▶ [STATED GOAL] Would you output the whole listing below, exactly as it reads?

▶ [SUPPLIED MATERIAL]
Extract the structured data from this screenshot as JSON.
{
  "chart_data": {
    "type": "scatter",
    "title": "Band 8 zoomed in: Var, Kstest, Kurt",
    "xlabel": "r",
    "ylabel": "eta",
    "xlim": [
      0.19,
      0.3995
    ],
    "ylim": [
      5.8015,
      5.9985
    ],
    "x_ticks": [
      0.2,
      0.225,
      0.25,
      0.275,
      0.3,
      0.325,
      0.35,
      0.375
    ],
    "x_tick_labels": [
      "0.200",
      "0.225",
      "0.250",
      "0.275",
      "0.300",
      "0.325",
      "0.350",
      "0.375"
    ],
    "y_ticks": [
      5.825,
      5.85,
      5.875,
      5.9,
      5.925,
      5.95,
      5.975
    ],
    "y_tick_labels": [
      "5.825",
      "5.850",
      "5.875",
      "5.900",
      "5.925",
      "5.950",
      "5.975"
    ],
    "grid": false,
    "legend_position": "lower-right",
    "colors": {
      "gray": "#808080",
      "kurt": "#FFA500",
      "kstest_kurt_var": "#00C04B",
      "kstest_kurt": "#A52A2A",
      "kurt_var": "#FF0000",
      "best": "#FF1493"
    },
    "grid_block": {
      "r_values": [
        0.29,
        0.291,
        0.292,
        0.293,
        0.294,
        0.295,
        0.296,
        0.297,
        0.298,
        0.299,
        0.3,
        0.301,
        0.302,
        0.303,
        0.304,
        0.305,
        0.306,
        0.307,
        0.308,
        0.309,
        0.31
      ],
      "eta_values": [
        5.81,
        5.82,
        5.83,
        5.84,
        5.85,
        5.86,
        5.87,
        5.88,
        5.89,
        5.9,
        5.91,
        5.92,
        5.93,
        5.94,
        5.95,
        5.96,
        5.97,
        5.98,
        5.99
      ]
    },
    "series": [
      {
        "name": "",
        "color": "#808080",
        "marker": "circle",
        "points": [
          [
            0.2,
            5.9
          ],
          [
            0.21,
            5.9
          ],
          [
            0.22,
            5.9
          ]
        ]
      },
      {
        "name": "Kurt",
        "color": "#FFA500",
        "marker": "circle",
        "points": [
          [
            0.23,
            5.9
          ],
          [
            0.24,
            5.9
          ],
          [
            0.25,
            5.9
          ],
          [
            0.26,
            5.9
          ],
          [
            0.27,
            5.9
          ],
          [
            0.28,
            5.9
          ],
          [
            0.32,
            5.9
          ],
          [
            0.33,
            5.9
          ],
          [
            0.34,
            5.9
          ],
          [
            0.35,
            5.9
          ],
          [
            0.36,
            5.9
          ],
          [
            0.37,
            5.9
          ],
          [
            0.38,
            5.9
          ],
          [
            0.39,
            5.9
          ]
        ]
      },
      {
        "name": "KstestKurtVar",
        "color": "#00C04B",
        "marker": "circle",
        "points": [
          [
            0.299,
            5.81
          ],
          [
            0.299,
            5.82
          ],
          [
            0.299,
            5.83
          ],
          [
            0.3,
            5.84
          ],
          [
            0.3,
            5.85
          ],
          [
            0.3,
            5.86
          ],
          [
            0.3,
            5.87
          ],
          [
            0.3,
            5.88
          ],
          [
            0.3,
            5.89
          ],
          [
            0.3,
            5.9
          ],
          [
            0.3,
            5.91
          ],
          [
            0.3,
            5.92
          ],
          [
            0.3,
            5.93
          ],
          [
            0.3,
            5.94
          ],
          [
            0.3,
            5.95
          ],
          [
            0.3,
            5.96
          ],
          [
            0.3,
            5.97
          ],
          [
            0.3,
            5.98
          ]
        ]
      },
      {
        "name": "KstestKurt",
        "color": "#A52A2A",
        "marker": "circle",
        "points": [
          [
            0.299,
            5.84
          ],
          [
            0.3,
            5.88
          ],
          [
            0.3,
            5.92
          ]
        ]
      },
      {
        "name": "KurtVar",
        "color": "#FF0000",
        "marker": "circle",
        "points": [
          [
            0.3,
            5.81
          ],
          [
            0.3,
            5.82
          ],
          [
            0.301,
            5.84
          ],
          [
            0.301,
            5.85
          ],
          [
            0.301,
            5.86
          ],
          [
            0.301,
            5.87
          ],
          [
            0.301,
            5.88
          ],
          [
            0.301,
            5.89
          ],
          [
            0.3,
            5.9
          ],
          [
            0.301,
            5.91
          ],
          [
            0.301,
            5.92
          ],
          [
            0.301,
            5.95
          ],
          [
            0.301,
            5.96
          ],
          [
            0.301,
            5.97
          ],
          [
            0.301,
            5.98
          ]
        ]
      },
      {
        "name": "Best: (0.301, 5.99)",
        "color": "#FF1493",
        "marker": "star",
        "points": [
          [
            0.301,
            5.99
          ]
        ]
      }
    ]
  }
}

▶ [RESPONSE]
Extract the structured data from this screenshot as JSON.
{
  "chart_data": {
    "type": "scatter",
    "title": "Band 8 zoomed in: Var, Kstest, Kurt",
    "xlabel": "r",
    "ylabel": "eta",
    "xlim": [
      0.19,
      0.3995
    ],
    "ylim": [
      5.8015,
      5.9985
    ],
    "x_ticks": [
      0.2,
      0.225,
      0.25,
      0.275,
      0.3,
      0.325,
      0.35,
      0.375
    ],
    "x_tick_labels": [
      "0.200",
      "0.225",
      "0.250",
      "0.275",
      "0.300",
      "0.325",
      "0.350",
      "0.375"
    ],
    "y_ticks": [
      5.825,
      5.85,
      5.875,
      5.9,
      5.925,
      5.95,
      5.975
    ],
    "y_tick_labels": [
      "5.825",
      "5.850",
      "5.875",
      "5.900",
      "5.925",
      "5.950",
      "5.975"
    ],
    "grid": false,
    "legend_position": "lower-right",
    "colors": {
      "gray": "#808080",
      "kurt": "#FFA500",
      "kstest_kurt_var": "#00C04B",
      "kstest_kurt": "#A52A2A",
      "kurt_var": "#FF0000",
      "best": "#FF1493"
    },
    "grid_block": {
      "r_values": [
        0.29,
        0.291,
        0.292,
        0.293,
        0.294,
        0.295,
        0.296,
        0.297,
        0.298,
        0.299,
        0.3,
        0.301,
        0.302,
        0.303,
        0.304,
        0.305,
        0.306,
        0.307,
        0.308,
        0.309,
        0.31
      ],
      "eta_values": [
        5.81,
        5.82,
        5.83,
        5.84,
        5.85,
        5.86,
        5.87,
        5.88,
        5.89,
        5.9,
        5.91,
        5.92,
        5.93,
        5.94,
        5.95,
        5.96,
        5.97,
        5.98,
        5.99
      ]
    },
    "series": [
      {
        "name": "",
        "color": "#808080",
        "marker": "circle",
        "points": [
          [
            0.2,
            5.9
          ],
          [
            0.21,
            5.9
          ],
          [
            0.22,
            5.9
          ]
        ]
      },
      {
        "name": "Kurt",
        "color": "#FFA500",
        "marker": "circle",
        "points": [
          [
            0.23,
            5.9
          ],
          [
            0.24,
            5.9
          ],
          [
            0.25,
            5.9
          ],
          [
            0.26,
            5.9
          ],
          [
            0.27,
            5.9
          ],
          [
            0.28,
            5.9
          ],
          [
            0.32,
            5.9
          ],
          [
            0.33,
            5.9
          ],
          [
            0.34,
            5.9
          ],
          [
            0.35,
            5.9
          ],
          [
            0.36,
            5.9
          ],
          [
            0.37,
            5.9
          ],
          [
            0.38,
            5.9
          ],
          [
            0.39,
            5.9
          ]
        ]
      },
      {
        "name": "KstestKurtVar",
        "color": "#00C04B",
        "marker": "circle",
        "points": [
          [
            0.299,
            5.81
          ],
          [
            0.299,
            5.82
          ],
          [
            0.299,
            5.83
          ],
          [
            0.3,
            5.84
          ],
          [
            0.3,
            5.85
          ],
          [
            0.3,
            5.86
          ],
          [
            0.3,
            5.87
          ],
          [
            0.3,
            5.88
          ],
          [
            0.3,
            5.89
          ],
          [
            0.3,
            5.9
          ],
          [
            0.3,
            5.91
          ],
          [
            0.3,
            5.92
          ],
          [
            0.3,
            5.93
          ],
          [
            0.3,
            5.94
          ],
          [
            0.3,
            5.95
          ],
          [
            0.3,
            5.96
          ],
          [
            0.3,
            5.97
          ],
          [
            0.3,
            5.98
          ]
        ]
      },
      {
        "name": "KstestKurt",
        "color": "#A52A2A",
        "marker": "circle",
        "points": [
          [
            0.299,
            5.84
          ],
          [
            0.3,
            5.88
          ],
          [
            0.3,
            5.92
          ]
        ]
      },
      {
        "name": "KurtVar",
        "color": "#FF0000",
        "marker": "circle",
        "points": [
          [
            0.3,
            5.81
          ],
          [
            0.3,
            5.82
          ],
          [
            0.301,
            5.84
          ],
          [
            0.301,
            5.85
          ],
          [
            0.301,
            5.86
          ],
          [
            0.301,
            5.87
          ],
          [
            0.301,
            5.88
          ],
          [
            0.301,
            5.89
          ],
          [
            0.3,
            5.9
          ],
          [
            0.301,
            5.91
          ],
          [
            0.301,
            5.92
          ],
          [
            0.301,
            5.95
          ],
          [
            0.301,
            5.96
          ],
          [
            0.301,
            5.97
          ],
          [
            0.301,
            5.98
          ]
        ]
      },
      {
        "name": "Best: (0.301, 5.99)",
        "color": "#FF1493",
        "marker": "star",
        "points": [
          [
            0.301,
            5.99
          ]
        ]
      }
    ]
  }
}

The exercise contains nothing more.